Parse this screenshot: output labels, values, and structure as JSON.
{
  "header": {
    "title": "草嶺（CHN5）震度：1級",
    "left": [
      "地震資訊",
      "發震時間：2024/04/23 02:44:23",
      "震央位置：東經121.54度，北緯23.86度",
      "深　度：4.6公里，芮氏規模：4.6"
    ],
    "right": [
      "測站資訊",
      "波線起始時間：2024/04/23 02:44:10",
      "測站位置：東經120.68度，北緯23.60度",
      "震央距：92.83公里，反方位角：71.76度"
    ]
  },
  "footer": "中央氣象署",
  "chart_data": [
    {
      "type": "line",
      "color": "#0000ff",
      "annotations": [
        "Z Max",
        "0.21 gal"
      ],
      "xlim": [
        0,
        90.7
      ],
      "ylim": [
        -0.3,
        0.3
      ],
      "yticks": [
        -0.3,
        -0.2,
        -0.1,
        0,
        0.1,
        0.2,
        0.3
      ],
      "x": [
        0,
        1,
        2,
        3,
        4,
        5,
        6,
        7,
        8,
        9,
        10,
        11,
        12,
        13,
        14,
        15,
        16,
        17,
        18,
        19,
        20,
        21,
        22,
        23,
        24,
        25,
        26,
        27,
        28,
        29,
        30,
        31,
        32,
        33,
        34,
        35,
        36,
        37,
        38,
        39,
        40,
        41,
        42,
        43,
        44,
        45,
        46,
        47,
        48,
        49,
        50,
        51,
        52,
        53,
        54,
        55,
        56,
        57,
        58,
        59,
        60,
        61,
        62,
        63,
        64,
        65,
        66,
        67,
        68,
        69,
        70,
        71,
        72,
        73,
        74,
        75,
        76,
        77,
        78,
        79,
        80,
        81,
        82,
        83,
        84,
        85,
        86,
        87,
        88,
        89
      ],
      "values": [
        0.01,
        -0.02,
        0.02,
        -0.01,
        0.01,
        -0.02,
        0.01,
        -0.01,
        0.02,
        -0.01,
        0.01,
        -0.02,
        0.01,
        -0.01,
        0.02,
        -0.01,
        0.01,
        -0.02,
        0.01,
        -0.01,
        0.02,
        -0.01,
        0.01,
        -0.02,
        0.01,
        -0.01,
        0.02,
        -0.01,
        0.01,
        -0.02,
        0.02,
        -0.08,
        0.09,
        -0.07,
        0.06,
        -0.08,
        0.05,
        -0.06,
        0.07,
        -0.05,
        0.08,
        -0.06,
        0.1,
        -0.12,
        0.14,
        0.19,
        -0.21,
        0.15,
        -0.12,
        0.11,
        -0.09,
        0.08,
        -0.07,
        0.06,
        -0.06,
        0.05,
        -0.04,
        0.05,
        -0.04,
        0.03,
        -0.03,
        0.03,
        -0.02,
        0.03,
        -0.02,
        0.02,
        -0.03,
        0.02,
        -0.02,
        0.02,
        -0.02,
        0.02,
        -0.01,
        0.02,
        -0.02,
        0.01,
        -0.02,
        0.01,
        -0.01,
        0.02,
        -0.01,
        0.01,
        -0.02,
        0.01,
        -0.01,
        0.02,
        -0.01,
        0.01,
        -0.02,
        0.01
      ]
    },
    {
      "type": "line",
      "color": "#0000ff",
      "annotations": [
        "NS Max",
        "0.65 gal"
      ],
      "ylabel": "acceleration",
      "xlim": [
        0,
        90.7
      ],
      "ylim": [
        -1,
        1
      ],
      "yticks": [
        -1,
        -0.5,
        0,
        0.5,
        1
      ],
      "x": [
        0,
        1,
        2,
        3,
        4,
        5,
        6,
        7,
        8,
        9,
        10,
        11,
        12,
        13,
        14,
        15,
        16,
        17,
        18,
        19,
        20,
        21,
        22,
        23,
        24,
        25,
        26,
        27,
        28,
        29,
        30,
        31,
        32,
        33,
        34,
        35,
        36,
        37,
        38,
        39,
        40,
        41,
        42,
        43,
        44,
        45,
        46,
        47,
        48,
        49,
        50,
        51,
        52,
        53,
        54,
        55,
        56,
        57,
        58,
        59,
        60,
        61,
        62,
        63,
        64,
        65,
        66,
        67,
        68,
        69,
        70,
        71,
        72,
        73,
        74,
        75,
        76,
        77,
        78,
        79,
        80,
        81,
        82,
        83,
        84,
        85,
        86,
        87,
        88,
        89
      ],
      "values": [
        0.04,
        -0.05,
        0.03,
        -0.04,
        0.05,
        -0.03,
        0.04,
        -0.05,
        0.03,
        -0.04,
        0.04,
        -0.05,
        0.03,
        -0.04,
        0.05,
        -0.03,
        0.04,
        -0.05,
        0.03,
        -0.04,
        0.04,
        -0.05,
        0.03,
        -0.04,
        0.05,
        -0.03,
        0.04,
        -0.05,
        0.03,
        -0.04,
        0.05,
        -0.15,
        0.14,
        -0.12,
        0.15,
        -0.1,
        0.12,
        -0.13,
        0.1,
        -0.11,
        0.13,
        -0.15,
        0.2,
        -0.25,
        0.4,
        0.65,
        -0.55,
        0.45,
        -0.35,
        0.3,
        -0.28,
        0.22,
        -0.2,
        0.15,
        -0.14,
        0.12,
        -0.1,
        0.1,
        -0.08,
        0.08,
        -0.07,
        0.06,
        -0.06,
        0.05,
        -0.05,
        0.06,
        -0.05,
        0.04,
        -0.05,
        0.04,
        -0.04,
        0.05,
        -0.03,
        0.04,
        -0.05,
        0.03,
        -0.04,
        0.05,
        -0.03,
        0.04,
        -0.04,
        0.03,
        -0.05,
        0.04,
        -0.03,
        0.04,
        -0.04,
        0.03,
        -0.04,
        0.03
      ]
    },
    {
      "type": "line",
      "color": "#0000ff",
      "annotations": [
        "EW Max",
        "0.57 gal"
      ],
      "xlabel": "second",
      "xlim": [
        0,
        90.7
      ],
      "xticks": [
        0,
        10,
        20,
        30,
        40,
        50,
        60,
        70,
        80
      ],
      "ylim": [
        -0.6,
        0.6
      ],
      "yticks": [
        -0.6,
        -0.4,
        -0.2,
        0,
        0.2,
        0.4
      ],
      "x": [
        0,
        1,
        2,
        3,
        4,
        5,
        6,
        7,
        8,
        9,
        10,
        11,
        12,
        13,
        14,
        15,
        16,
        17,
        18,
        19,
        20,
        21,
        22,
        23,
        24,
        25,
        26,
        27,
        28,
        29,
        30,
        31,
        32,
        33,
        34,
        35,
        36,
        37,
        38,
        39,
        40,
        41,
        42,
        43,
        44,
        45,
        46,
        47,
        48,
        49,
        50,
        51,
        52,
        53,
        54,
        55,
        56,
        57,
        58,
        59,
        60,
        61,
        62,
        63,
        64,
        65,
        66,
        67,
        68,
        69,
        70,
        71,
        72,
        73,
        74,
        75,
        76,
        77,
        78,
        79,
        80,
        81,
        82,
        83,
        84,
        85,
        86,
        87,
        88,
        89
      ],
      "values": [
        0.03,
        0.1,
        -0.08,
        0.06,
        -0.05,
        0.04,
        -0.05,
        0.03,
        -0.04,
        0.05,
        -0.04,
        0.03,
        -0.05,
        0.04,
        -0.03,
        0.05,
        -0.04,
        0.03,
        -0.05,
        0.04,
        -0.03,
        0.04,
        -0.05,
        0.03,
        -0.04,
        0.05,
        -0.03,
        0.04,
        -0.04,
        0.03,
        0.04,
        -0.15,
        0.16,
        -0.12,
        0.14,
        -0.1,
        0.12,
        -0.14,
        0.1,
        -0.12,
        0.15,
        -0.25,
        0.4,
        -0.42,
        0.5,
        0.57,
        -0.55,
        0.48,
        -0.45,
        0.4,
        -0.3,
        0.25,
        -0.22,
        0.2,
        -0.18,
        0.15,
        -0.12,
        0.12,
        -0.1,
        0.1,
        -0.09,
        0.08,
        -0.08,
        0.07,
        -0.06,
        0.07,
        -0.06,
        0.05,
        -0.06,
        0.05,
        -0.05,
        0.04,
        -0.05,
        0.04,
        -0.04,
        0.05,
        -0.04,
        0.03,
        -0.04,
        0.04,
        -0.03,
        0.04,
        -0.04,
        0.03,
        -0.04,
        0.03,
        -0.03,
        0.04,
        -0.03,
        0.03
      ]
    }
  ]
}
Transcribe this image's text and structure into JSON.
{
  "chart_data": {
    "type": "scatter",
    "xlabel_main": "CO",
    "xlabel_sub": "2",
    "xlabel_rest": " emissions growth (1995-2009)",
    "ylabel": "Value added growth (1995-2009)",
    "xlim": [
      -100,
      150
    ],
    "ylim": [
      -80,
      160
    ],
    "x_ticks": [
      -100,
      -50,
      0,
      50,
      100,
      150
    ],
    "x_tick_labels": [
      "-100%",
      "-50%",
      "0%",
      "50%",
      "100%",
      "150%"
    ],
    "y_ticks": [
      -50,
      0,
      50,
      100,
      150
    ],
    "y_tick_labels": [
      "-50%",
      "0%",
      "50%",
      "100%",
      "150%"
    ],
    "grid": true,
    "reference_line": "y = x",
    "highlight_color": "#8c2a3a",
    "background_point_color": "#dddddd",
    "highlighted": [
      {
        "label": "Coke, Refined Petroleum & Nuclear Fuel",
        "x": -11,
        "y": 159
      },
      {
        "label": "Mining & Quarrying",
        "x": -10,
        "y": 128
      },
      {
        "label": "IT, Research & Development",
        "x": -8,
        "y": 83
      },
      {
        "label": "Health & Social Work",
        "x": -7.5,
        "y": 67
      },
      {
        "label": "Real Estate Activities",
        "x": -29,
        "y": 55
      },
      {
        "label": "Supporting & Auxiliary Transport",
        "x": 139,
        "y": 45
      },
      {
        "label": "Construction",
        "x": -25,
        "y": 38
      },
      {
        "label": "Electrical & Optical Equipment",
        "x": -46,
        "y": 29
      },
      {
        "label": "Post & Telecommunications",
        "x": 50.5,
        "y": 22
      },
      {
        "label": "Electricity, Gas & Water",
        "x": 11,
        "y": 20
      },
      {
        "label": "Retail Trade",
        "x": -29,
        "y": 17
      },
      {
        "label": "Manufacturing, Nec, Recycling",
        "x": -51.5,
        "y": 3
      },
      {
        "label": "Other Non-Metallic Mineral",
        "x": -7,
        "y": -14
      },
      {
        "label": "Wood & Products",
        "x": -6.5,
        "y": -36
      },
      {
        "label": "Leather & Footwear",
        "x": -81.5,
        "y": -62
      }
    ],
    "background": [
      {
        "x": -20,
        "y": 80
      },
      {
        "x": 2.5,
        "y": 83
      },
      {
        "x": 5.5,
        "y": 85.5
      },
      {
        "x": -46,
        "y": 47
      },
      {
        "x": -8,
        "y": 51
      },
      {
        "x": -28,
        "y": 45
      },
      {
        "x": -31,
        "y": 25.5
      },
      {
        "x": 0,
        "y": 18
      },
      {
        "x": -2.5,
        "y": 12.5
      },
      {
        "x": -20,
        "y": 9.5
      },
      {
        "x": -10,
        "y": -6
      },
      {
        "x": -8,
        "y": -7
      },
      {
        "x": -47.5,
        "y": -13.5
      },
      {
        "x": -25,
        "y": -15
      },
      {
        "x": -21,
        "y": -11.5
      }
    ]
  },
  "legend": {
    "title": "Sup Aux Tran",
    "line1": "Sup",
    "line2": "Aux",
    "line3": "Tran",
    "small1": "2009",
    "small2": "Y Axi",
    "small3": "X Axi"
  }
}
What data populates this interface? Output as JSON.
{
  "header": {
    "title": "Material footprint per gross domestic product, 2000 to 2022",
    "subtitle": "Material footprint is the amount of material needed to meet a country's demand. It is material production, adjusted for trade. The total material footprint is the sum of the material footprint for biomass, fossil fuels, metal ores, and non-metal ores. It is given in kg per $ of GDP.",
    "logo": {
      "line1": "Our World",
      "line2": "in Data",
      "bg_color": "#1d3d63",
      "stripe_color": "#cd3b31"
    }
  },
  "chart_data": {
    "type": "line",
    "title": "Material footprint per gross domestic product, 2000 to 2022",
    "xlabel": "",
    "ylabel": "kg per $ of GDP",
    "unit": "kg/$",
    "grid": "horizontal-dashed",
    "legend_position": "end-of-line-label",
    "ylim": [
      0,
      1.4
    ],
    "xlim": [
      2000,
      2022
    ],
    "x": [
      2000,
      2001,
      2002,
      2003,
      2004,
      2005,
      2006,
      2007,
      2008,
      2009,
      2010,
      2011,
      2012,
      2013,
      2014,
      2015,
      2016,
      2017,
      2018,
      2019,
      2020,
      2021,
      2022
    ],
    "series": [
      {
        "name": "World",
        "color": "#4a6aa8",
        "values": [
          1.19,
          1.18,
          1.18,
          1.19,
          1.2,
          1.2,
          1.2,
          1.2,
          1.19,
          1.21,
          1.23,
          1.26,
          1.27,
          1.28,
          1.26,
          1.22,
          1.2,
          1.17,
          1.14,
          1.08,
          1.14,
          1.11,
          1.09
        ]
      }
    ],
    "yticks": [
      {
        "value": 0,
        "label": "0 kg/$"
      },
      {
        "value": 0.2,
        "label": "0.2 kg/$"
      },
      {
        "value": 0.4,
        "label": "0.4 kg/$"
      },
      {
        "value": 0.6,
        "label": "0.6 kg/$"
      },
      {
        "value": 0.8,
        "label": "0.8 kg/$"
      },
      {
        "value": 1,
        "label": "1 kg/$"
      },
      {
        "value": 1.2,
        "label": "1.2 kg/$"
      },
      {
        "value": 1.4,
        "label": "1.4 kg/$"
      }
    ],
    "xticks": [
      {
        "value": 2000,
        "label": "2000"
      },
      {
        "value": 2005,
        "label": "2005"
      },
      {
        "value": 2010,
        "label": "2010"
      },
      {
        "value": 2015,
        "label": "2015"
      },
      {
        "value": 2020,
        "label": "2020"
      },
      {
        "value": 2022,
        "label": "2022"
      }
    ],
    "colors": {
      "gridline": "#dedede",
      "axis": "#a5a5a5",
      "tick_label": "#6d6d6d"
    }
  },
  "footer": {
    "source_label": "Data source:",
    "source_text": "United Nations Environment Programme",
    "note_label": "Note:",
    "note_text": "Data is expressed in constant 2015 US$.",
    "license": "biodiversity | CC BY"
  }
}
━━━━━━━━━━━━━━━━
* [Objective]:
In the records, locate each line holding the string "this" and copy it.

* [Finished exercise]:
Parse this screenshot: output labels, values, and structure as JSON.
Transcribe this image's text and structure into JSON.
What data populates this interface? Output as JSON.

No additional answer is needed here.